| DATA EXCERPTS |
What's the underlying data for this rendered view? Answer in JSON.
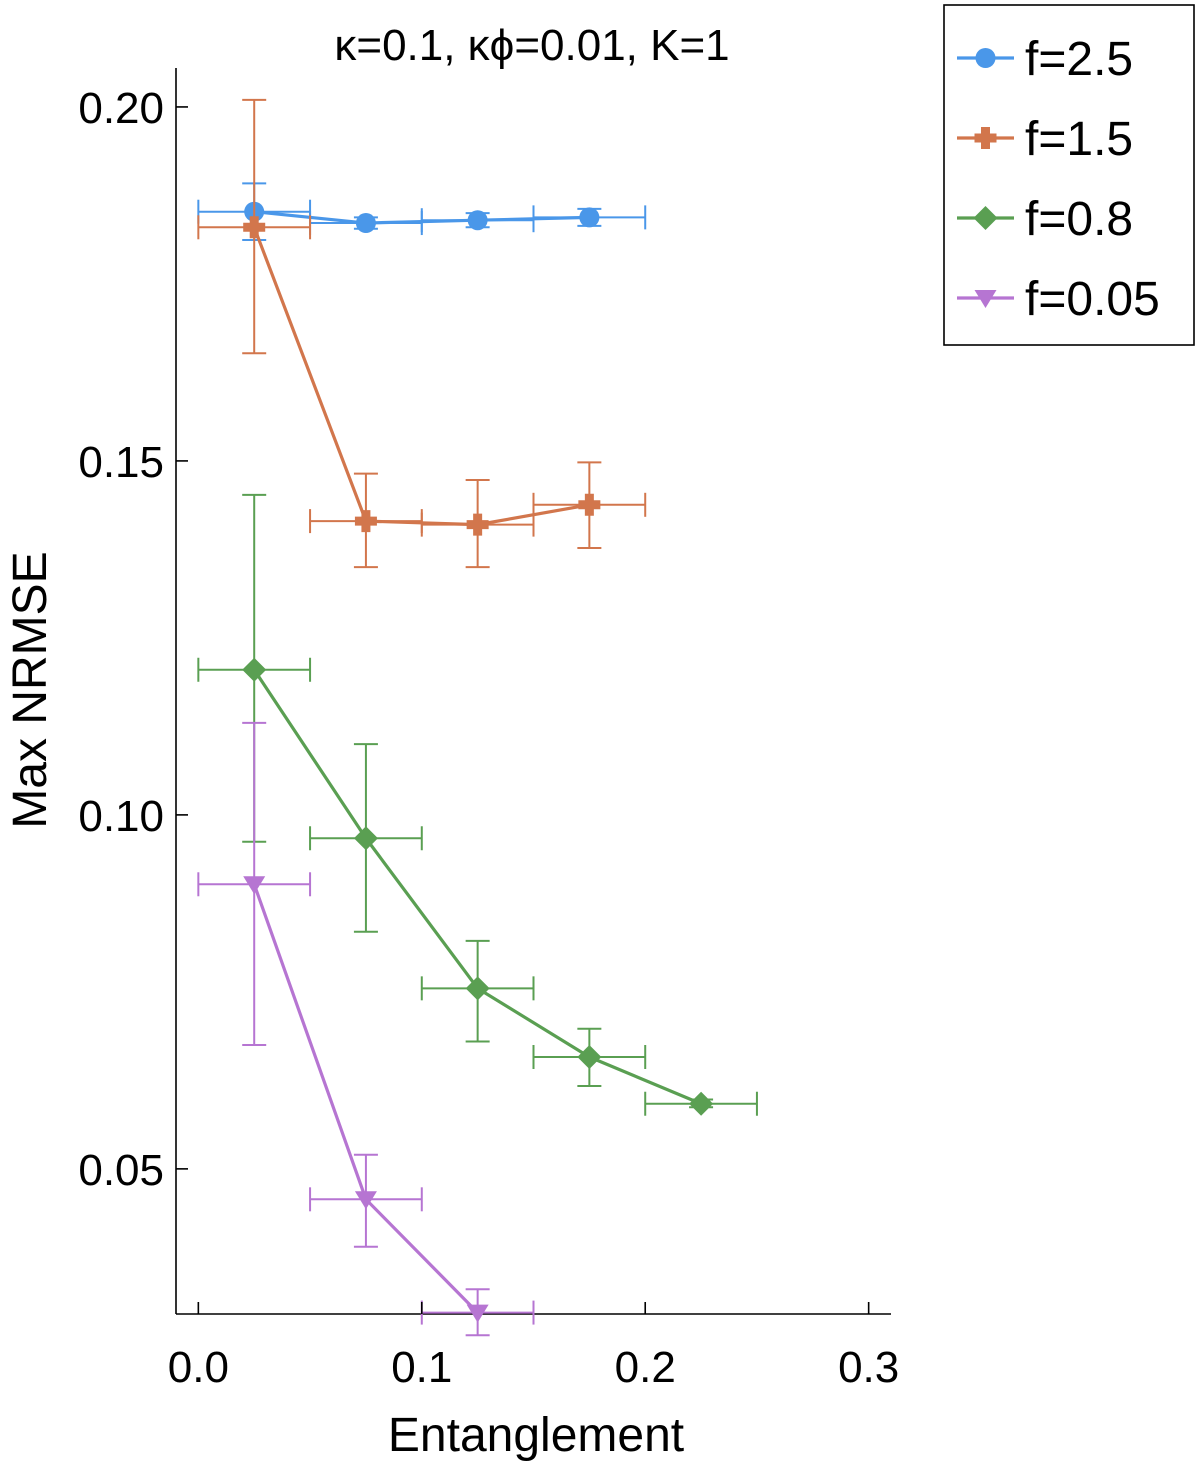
{
  "chart_data": {
    "type": "line",
    "title": "κ=0.1, κϕ=0.01, K=1",
    "xlabel": "Entanglement",
    "ylabel": "Max NRMSE",
    "xlim": [
      -0.01,
      0.31
    ],
    "ylim": [
      0.0295,
      0.2055
    ],
    "xticks": [
      0.0,
      0.1,
      0.2,
      0.3
    ],
    "xtick_labels": [
      "0.0",
      "0.1",
      "0.2",
      "0.3"
    ],
    "yticks": [
      0.05,
      0.1,
      0.15,
      0.2
    ],
    "ytick_labels": [
      "0.05",
      "0.10",
      "0.15",
      "0.20"
    ],
    "grid": false,
    "legend_position": "outside-top-right",
    "series": [
      {
        "name": "f=2.5",
        "color": "#4a97e9",
        "marker": "circle",
        "x": [
          0.025,
          0.075,
          0.125,
          0.175
        ],
        "y": [
          0.1852,
          0.1836,
          0.184,
          0.1844
        ],
        "xerr": [
          0.025,
          0.025,
          0.025,
          0.025
        ],
        "y_low": [
          0.1812,
          0.1828,
          0.183,
          0.1832
        ],
        "y_high": [
          0.1892,
          0.1844,
          0.185,
          0.1856
        ]
      },
      {
        "name": "f=1.5",
        "color": "#d2764c",
        "marker": "cross",
        "x": [
          0.025,
          0.075,
          0.125,
          0.175
        ],
        "y": [
          0.183,
          0.1415,
          0.141,
          0.1438
        ],
        "xerr": [
          0.025,
          0.025,
          0.025,
          0.025
        ],
        "y_low": [
          0.1652,
          0.135,
          0.135,
          0.1377
        ],
        "y_high": [
          0.201,
          0.1482,
          0.1473,
          0.1498
        ]
      },
      {
        "name": "f=0.8",
        "color": "#5a9f52",
        "marker": "diamond",
        "x": [
          0.025,
          0.075,
          0.125,
          0.175,
          0.225
        ],
        "y": [
          0.1205,
          0.0967,
          0.0755,
          0.0658,
          0.0592
        ],
        "xerr": [
          0.025,
          0.025,
          0.025,
          0.025,
          0.025
        ],
        "y_low": [
          0.0962,
          0.0835,
          0.068,
          0.0617,
          0.0587
        ],
        "y_high": [
          0.1452,
          0.11,
          0.0822,
          0.0698,
          0.0598
        ]
      },
      {
        "name": "f=0.05",
        "color": "#b675d2",
        "marker": "triangle-down",
        "x": [
          0.025,
          0.075,
          0.125
        ],
        "y": [
          0.0902,
          0.0457,
          0.0297
        ],
        "xerr": [
          0.025,
          0.025,
          0.025
        ],
        "y_low": [
          0.0675,
          0.039,
          0.0265
        ],
        "y_high": [
          0.113,
          0.052,
          0.033
        ]
      }
    ]
  }
}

| SHORT TASK |
Write out the full listing verbatim, excluding its pictures.

| TASK RESPONSE |
What's the underlying data for this rendered view? Answer in JSON.
{
  "chart_data": {
    "type": "line",
    "title": "κ=0.1, κϕ=0.01, K=1",
    "xlabel": "Entanglement",
    "ylabel": "Max NRMSE",
    "xlim": [
      -0.01,
      0.31
    ],
    "ylim": [
      0.0295,
      0.2055
    ],
    "xticks": [
      0.0,
      0.1,
      0.2,
      0.3
    ],
    "xtick_labels": [
      "0.0",
      "0.1",
      "0.2",
      "0.3"
    ],
    "yticks": [
      0.05,
      0.1,
      0.15,
      0.2
    ],
    "ytick_labels": [
      "0.05",
      "0.10",
      "0.15",
      "0.20"
    ],
    "grid": false,
    "legend_position": "outside-top-right",
    "series": [
      {
        "name": "f=2.5",
        "color": "#4a97e9",
        "marker": "circle",
        "x": [
          0.025,
          0.075,
          0.125,
          0.175
        ],
        "y": [
          0.1852,
          0.1836,
          0.184,
          0.1844
        ],
        "xerr": [
          0.025,
          0.025,
          0.025,
          0.025
        ],
        "y_low": [
          0.1812,
          0.1828,
          0.183,
          0.1832
        ],
        "y_high": [
          0.1892,
          0.1844,
          0.185,
          0.1856
        ]
      },
      {
        "name": "f=1.5",
        "color": "#d2764c",
        "marker": "cross",
        "x": [
          0.025,
          0.075,
          0.125,
          0.175
        ],
        "y": [
          0.183,
          0.1415,
          0.141,
          0.1438
        ],
        "xerr": [
          0.025,
          0.025,
          0.025,
          0.025
        ],
        "y_low": [
          0.1652,
          0.135,
          0.135,
          0.1377
        ],
        "y_high": [
          0.201,
          0.1482,
          0.1473,
          0.1498
        ]
      },
      {
        "name": "f=0.8",
        "color": "#5a9f52",
        "marker": "diamond",
        "x": [
          0.025,
          0.075,
          0.125,
          0.175,
          0.225
        ],
        "y": [
          0.1205,
          0.0967,
          0.0755,
          0.0658,
          0.0592
        ],
        "xerr": [
          0.025,
          0.025,
          0.025,
          0.025,
          0.025
        ],
        "y_low": [
          0.0962,
          0.0835,
          0.068,
          0.0617,
          0.0587
        ],
        "y_high": [
          0.1452,
          0.11,
          0.0822,
          0.0698,
          0.0598
        ]
      },
      {
        "name": "f=0.05",
        "color": "#b675d2",
        "marker": "triangle-down",
        "x": [
          0.025,
          0.075,
          0.125
        ],
        "y": [
          0.0902,
          0.0457,
          0.0297
        ],
        "xerr": [
          0.025,
          0.025,
          0.025
        ],
        "y_low": [
          0.0675,
          0.039,
          0.0265
        ],
        "y_high": [
          0.113,
          0.052,
          0.033
        ]
      }
    ]
  }
}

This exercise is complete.